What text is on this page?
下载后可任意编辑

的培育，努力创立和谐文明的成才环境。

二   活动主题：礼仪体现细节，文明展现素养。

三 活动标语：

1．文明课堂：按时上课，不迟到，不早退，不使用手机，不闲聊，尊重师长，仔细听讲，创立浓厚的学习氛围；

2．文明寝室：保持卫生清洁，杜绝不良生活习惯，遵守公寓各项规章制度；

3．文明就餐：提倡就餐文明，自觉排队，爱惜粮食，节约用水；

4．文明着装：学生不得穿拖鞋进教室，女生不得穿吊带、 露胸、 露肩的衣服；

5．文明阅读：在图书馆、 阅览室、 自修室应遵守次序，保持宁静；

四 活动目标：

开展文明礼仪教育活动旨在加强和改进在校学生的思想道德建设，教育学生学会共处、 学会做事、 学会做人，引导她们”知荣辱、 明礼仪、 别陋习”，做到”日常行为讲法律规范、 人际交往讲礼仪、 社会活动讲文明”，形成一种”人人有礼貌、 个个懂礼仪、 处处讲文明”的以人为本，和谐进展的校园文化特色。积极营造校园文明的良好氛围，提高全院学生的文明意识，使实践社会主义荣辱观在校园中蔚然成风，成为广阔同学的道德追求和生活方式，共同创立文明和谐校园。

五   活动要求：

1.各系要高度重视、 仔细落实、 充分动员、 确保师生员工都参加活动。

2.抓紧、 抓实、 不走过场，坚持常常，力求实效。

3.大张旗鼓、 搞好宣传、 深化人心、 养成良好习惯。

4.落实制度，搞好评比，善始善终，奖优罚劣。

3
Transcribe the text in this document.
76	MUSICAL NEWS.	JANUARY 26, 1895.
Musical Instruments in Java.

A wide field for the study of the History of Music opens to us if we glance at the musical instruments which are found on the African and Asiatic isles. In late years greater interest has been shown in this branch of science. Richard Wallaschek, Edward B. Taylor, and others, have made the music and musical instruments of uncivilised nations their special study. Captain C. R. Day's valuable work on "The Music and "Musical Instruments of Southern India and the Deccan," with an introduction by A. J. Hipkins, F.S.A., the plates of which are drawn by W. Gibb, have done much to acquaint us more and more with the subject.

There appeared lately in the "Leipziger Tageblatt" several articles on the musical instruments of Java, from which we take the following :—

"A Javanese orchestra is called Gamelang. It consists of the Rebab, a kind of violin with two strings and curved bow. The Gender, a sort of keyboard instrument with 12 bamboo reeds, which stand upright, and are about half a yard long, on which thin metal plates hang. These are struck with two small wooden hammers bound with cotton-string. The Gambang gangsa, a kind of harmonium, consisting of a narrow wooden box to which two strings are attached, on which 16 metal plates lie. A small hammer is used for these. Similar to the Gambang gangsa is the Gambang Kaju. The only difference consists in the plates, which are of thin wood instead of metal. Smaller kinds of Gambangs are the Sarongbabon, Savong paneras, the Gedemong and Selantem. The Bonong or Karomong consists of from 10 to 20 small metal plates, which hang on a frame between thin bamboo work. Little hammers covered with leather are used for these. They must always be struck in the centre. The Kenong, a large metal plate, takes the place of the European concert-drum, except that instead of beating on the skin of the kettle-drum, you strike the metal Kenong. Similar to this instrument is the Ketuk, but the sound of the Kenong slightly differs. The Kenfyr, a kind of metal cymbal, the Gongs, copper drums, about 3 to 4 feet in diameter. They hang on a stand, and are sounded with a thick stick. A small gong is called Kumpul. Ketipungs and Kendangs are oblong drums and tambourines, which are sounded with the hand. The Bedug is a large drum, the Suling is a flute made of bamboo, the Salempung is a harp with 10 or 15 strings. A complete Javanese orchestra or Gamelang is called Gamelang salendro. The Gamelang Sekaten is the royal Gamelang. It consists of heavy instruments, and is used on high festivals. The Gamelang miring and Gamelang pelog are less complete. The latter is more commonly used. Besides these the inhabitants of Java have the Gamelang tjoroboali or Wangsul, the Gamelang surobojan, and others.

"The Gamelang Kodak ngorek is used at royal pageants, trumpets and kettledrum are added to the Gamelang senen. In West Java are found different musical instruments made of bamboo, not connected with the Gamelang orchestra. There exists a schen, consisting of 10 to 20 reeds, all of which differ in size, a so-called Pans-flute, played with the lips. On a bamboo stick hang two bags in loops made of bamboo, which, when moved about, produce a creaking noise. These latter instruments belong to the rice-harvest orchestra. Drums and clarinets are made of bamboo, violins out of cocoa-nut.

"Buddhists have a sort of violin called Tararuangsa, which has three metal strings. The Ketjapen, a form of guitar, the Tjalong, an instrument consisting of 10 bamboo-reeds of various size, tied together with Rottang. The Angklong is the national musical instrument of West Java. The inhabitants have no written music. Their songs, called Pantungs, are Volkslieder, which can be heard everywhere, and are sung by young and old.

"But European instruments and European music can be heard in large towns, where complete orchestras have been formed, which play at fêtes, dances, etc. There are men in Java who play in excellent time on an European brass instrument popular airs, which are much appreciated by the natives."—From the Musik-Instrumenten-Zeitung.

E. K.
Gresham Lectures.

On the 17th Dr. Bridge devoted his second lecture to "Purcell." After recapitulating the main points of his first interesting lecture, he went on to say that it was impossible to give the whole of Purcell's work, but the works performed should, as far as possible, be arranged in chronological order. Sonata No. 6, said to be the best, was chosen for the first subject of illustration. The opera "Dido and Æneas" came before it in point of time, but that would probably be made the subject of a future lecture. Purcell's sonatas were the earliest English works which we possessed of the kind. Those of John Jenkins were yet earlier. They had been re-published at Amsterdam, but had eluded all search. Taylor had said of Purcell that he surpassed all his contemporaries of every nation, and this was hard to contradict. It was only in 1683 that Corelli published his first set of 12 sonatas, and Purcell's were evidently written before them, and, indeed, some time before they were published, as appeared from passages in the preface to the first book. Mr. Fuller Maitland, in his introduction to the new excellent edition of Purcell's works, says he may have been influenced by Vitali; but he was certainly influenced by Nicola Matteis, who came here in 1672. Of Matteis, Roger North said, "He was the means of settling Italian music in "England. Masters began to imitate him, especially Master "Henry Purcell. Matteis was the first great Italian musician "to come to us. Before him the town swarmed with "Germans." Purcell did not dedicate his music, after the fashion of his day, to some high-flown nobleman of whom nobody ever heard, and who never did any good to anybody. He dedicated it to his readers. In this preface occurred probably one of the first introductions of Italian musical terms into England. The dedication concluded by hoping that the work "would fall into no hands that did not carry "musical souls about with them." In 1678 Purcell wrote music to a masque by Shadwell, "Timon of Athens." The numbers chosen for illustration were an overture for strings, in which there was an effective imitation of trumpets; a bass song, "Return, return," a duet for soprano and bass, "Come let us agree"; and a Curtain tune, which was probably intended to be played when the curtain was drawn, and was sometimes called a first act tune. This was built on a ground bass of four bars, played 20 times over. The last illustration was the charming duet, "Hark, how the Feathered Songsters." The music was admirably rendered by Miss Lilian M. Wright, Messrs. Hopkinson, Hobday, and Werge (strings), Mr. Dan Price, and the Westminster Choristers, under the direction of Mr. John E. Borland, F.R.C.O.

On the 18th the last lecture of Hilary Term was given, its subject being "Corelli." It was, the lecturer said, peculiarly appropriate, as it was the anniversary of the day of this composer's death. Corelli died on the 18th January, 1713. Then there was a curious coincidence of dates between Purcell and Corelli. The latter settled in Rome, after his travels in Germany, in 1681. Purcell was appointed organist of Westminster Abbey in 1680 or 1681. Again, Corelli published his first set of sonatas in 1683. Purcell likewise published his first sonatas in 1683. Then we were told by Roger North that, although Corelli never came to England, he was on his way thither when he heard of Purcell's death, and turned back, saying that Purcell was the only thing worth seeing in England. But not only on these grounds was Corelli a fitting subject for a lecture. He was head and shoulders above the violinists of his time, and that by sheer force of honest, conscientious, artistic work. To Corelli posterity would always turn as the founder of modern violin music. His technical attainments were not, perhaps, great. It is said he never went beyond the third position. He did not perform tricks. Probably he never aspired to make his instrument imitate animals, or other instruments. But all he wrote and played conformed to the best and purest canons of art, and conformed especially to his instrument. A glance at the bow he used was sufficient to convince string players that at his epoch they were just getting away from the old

Task requirements: In the data above, how many lines contain the string "text"? Answer with the number only.

Answer to the task: 2